**EXTRACTED INFORMATION**
%%

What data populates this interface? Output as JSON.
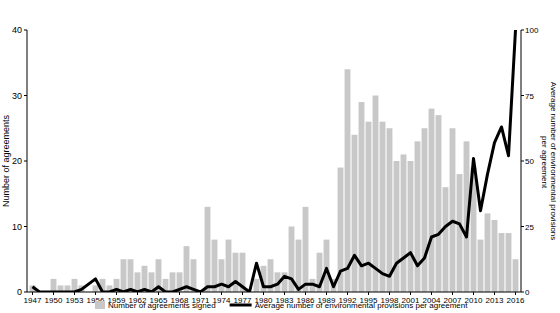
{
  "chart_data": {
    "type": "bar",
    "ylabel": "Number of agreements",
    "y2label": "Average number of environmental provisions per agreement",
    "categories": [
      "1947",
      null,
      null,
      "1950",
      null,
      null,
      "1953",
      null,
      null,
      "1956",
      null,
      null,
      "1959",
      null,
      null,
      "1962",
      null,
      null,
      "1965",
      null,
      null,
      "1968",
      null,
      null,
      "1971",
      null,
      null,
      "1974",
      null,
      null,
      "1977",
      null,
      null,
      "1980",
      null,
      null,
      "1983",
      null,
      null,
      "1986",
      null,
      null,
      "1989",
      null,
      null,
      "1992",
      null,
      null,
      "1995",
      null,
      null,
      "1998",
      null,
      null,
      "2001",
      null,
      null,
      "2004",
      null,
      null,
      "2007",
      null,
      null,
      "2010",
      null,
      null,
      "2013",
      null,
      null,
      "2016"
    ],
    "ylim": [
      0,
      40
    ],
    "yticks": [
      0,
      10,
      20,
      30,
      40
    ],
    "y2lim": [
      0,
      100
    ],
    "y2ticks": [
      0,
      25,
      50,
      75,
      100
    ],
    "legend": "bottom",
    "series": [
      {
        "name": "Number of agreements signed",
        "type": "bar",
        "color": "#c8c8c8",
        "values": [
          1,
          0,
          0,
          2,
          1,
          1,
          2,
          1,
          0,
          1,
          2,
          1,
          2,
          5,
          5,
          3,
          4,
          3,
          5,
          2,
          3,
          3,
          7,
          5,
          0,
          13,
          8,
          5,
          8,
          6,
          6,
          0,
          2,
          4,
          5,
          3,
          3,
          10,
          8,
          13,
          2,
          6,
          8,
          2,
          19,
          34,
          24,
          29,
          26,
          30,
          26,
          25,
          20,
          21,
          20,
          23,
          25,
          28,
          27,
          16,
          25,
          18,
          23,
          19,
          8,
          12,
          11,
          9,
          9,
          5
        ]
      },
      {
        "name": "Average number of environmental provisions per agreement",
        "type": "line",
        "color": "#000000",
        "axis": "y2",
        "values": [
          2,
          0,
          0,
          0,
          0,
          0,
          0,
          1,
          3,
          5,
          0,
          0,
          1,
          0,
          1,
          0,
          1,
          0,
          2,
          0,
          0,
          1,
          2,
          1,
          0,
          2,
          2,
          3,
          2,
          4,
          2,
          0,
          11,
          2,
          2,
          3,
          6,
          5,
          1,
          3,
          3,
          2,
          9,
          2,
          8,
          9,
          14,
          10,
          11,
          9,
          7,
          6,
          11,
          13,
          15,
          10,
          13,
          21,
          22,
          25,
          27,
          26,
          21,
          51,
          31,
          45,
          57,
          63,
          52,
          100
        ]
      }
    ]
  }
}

%%

Check each line above for the word "Average", and copy the lines where it appears.

**FINAL RESULT**
    "y2label": "Average number of environmental provisions per agreement",
        "name": "Average number of environmental provisions per agreement",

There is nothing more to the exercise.